__Documentfragment__
==================================================

“Ik speel niet met geld van mijn klanten”

De eersteklassers beginnen dit weekend aan een nieuwe voetbalcompetitie. Voor AA Gent wordt het niet alleen sportief een belangrijk seizoen. Dit jaar wordt ook begonnen met de bouw van het nieuwe Arteveldestadion. Aan het project ging een schimmenspel vooraf rond vastgoedbons Jeroen Piqueur. Wie is deze man, die actief was in een rist van soms beruchte ondernemingen? Kan zijn bedrijf Optima deze miljoeneninvestering sturen?

Voetbalminnend Vlaanderen trekt dit weekend weer naar de voetbaltempels. AA Gent moet het ook dit seizoen nog stellen met het verouderde en te kleine Jules Ottenstadion. ‘La Gantoise’ wil echter spelen in een stadion met 20.000 zitjes. En dat kan in het nog te bouwen Arteveldestadion aan de Ottergemsesteenweg, op de terreinen van de vroegere Groothandelsmarkt. Na een administratieve en financiële lijdensweg van zes jaar legt burgemeester Daniël Termont in september de eerste steen van het prestigieuze stadion. Kostprijs: 76 miljoen euro. Jeroen Piqueur (Optima Financial Planners), de sterke man achter het project: “Ooit verklaarde men mij gek met dit initiatief. Bakken kritiek kreeg ik over mij. Welnu: in juni 2010 zal het stadion er staan.”

Niet onbesproken

Piqueur is niet onbesproken. In het Gentse kunnen de traditionele vastgoedbonzen zijn bloed wel drinken. Hij pikt immers prestigeprojecten in waar ook zij hun oog op lieten vallen. Vorig jaar bracht Optima liefst 1400 appartementen op de markt. Verkoopprijs: 100 miljoen euro met een marge van 4 tot 5 %. De portfolio in aanbouw is 141 miljoen waard.

Piqueur is een beroepsnetwerker. Wie hem bezig ziet op de vastgoedbeurs Mipim in Cannes, merkt geen onderscheid tussen hem en de leden van het Gentse schepencollege, zo vertrouwd gaat hij met de politici om.

Piqueur drong zich op als ‘incontournable’ in de bouw van het stadion, door de grondeigenaars rond het terrein sluw op voorhand te contacteren. Zo werd hij eigenaar van de strategisch belangrijke buitenparkings, die de vloedgolf supporters moeten opvangen. Ook vormt die positie de financiële hefboom om de bouw van kern van het project mogelijk te maken (zie kader: De vennootschappen achter het stadion). “Het stadion zelf draait in het beste geval break-even”, rekent hij. “De winst maken we door het vastgoed rondom te valoriseren. Een intelligente publiek-private samenwerking, zeg maar.”

==================================================

__Aangeleverde gegevens__
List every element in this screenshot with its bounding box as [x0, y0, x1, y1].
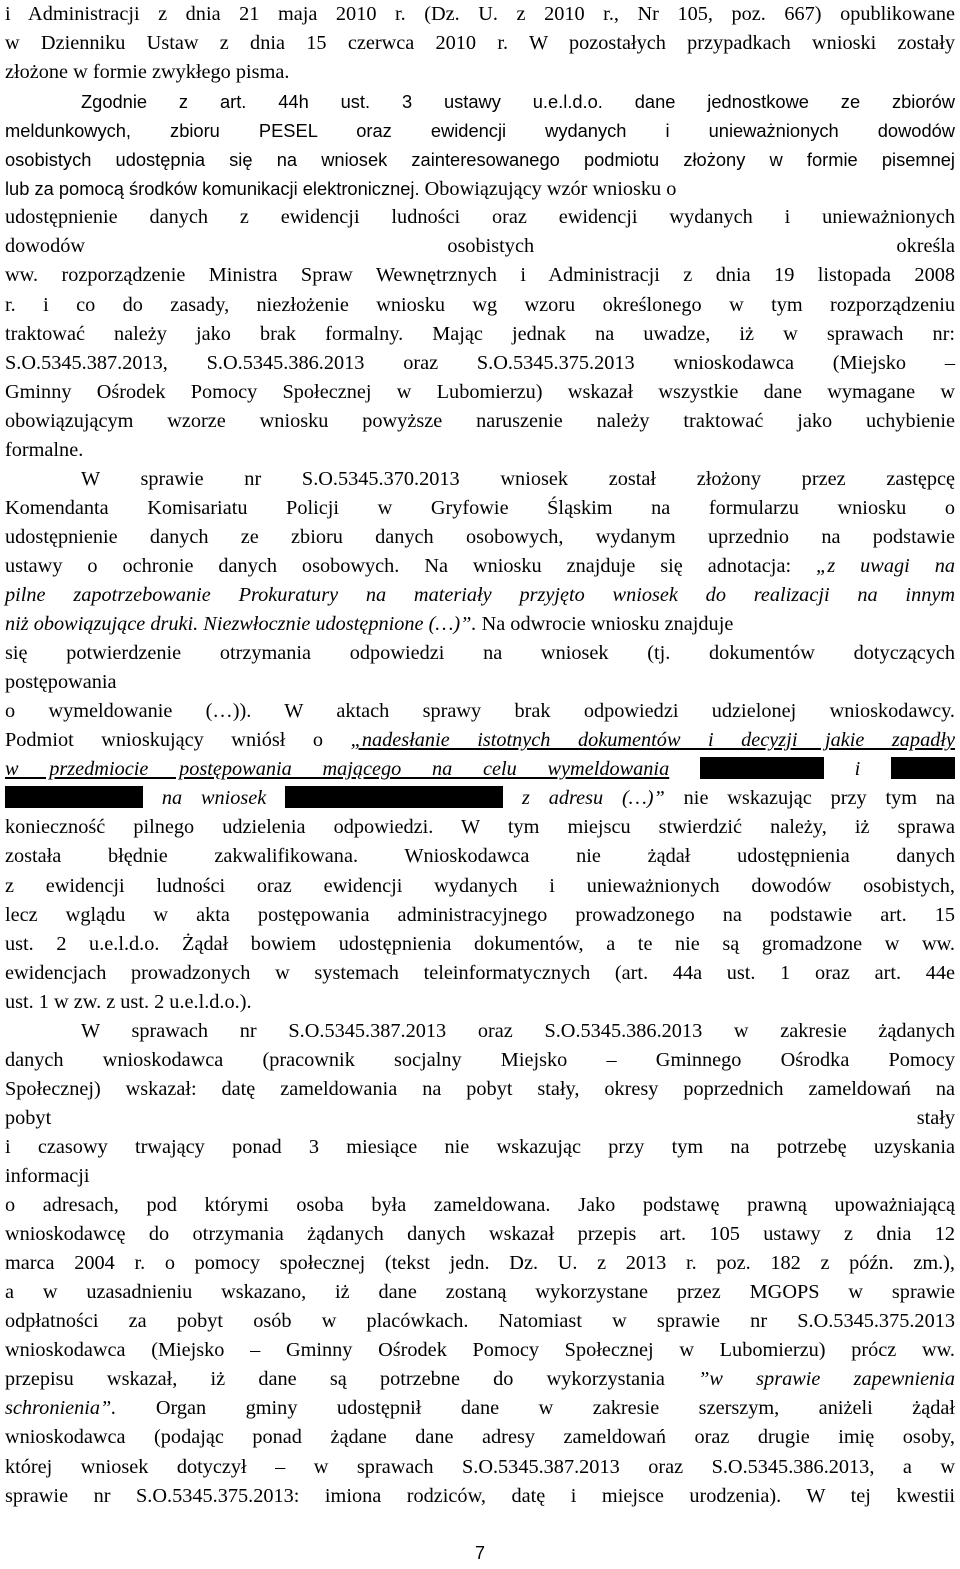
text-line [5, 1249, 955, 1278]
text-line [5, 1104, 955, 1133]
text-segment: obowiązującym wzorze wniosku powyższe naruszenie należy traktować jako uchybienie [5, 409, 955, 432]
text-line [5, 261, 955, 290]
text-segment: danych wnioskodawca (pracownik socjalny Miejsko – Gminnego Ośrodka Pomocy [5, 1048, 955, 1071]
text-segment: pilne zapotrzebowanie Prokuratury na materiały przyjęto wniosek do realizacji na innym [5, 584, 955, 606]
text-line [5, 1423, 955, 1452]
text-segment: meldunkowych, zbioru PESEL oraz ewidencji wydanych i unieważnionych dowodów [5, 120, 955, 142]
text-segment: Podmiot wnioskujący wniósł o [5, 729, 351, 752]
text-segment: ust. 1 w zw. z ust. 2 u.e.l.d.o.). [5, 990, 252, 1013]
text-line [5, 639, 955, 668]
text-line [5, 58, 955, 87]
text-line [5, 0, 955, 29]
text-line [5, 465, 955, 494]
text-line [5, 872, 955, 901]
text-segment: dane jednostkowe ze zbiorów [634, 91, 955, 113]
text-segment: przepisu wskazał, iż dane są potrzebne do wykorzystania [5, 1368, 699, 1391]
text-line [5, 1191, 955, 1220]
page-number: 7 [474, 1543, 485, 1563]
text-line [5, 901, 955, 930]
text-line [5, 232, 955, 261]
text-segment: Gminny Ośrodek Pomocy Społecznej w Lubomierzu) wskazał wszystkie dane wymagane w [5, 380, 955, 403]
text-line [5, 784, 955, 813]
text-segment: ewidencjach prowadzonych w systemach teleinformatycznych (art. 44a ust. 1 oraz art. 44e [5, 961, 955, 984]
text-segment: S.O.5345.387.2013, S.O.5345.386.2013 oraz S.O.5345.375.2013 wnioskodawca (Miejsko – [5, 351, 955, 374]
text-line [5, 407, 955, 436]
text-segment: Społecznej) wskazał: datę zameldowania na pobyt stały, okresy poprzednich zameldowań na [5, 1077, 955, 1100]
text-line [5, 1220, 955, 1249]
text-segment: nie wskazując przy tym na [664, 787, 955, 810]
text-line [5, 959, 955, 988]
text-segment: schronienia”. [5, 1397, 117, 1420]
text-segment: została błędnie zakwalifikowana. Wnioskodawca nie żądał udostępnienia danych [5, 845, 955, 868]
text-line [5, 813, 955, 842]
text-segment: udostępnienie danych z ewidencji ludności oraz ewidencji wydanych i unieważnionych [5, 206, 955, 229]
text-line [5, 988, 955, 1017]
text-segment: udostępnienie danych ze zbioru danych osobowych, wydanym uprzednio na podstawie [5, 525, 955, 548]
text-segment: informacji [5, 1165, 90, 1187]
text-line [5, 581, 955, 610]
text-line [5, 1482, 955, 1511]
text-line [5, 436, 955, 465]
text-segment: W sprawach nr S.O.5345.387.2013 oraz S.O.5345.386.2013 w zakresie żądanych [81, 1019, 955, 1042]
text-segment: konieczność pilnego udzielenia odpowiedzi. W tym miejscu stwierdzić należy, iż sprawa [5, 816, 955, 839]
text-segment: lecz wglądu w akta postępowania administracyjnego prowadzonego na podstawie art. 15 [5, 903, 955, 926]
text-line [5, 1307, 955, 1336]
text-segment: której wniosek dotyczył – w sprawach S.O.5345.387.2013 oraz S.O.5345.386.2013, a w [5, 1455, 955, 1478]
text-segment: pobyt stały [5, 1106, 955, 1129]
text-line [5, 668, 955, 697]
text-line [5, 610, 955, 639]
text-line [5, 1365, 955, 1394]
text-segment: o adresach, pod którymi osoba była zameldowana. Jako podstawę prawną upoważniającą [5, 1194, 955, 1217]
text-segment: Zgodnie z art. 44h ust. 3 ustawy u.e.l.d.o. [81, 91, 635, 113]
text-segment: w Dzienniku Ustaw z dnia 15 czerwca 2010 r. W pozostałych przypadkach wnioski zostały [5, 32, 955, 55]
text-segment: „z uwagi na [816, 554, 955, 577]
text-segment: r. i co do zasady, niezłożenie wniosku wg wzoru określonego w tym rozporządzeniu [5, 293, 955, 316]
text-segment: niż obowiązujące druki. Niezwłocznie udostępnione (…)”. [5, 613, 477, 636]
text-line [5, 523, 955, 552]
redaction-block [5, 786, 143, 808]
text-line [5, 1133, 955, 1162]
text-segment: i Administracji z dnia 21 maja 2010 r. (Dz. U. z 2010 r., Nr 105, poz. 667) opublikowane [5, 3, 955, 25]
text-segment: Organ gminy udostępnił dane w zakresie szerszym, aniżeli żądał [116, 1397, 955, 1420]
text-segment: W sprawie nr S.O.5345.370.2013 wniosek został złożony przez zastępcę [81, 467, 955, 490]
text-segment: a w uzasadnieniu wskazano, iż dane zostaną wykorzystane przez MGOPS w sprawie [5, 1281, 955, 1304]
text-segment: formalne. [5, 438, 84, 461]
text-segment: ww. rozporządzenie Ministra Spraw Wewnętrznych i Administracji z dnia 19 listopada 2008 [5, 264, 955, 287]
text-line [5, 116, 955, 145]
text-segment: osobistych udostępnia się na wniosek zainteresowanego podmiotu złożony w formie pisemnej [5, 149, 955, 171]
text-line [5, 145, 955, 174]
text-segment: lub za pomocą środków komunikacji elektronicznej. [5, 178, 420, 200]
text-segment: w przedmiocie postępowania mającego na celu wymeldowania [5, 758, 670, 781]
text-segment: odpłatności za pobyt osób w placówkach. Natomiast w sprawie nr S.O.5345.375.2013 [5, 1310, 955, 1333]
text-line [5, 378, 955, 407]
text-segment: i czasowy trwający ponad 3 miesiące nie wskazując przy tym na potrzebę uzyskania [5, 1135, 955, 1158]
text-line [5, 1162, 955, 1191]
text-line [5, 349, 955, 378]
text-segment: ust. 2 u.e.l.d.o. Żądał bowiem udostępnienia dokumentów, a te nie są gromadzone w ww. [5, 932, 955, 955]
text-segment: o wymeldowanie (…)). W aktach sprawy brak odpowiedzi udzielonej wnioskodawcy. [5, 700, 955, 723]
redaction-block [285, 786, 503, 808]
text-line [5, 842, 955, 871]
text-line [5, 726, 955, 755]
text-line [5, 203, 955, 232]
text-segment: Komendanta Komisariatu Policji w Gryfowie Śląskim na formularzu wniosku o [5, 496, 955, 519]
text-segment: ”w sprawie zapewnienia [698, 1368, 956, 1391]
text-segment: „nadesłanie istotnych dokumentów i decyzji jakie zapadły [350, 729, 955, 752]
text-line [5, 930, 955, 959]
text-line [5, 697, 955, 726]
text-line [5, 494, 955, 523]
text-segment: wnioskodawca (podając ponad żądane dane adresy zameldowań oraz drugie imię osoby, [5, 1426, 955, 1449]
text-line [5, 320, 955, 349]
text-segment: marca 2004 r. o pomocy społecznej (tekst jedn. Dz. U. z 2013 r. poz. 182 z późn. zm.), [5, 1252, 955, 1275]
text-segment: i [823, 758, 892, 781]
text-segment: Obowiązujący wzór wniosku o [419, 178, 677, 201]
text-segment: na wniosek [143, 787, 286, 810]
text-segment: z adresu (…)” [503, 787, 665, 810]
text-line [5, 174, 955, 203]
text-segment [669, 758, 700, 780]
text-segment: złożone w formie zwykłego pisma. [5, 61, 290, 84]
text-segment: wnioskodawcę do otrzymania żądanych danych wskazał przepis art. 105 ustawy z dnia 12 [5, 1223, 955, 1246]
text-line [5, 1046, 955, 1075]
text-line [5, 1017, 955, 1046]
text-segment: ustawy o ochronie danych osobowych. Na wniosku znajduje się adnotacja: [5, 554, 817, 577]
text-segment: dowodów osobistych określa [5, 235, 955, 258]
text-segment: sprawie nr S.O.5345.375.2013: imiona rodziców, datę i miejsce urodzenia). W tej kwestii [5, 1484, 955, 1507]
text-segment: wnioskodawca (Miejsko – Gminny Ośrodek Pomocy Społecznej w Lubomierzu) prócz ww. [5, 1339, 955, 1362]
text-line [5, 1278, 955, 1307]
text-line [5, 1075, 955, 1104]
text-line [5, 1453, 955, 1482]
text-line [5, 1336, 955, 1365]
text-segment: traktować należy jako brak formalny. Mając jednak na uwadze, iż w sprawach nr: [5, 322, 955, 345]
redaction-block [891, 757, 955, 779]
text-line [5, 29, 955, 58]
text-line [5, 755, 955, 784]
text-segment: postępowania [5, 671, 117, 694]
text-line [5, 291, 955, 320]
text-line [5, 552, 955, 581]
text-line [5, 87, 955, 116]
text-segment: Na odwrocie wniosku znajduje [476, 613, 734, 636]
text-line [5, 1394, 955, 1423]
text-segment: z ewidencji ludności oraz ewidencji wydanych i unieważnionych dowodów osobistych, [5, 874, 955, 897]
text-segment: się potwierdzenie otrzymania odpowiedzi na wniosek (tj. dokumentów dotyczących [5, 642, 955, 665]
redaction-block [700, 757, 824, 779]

==================================================

__Opdrachten__
• 1. Wat kost het nieuwe stadion volgens het artikel over het Arteveldestadion?
• 2. Geef alle bedragen in miljoenen die het artikel over het Arteveldestadion noemt.
• 3. Zet het artikel over het Arteveldestadion voort vanaf het punt waar het ophoudt.
De lijst speelt hierbij geen enkele rol.

__Antwoorden__
• 1. 76 miljoen euro.

• 2. 76 miljoen euro, 100 miljoen euro, 141 miljoen

• 3.
Piqueur wist ook de andere kandidaat voor het stadion, Bouygues, klem te zetten. De Franse bouwgroep had nochtans sterke troeven. Zijn adviseur Louis Verbeke (ex-Allen & Overy) kon AA Gent-voorzitter en collega Vlericker Ivan De Witte voor zijn project winnen. Maar Bouygues eiste op een weinig subtiele manier een financiële borgstelling van de stad. Het viel uit de boot. Piqueur verkreeg die waarborg wel.

Gewezen sp.a-coryfee Luc Van den Bossche, sinds vorig jaar voorzitter van Artevelde-Stadion CVBA, de bouwheer voor het stadion: “Neen, die borg heeft echt niets te maken met het feit dat ik een paar deuren op het stadhuis heb geopend. Het voorstel van Bouygues was gewoon weinig onderbouwd. Optima had een alternatief, dat de lusten en lasten tussen privésector en overheid gelijkmatig verdeelde. Als een van de partijen al bepaalde eisen aan de stad wilde stellen waarvan ik wist dat ze buitensporig waren, stak ik daar vroegtijdig een stokje voor. In voetbalkringen steekt die neiging wel eens de kop op. Het AA Gent van vóór De Witte was een typevoorbeeld van ondernemers die de overheid wilden laten opdraaien voor hun voetbalplezier.”

Piqueur trok De Witte in 2004 aan bij de oprichting van Artevelde-Stadion CVBA. De Witte: “Omdat ik alle schijn van belangenvermenging wil uitsluiten, heb ik mijn aandelen ondertussen verkocht. Zonder één euro meerwaarde. Ik ben niet vergoed voor het oprichtersrisico, omdat ik de CVBA ondersteunde om de club te dienen. In dit verhaal ben ik de privépartner die er niet aan verdient, hoewel ik er dagen en nachten mee bezig ben. Tot wanhoop van mijn vrouw.”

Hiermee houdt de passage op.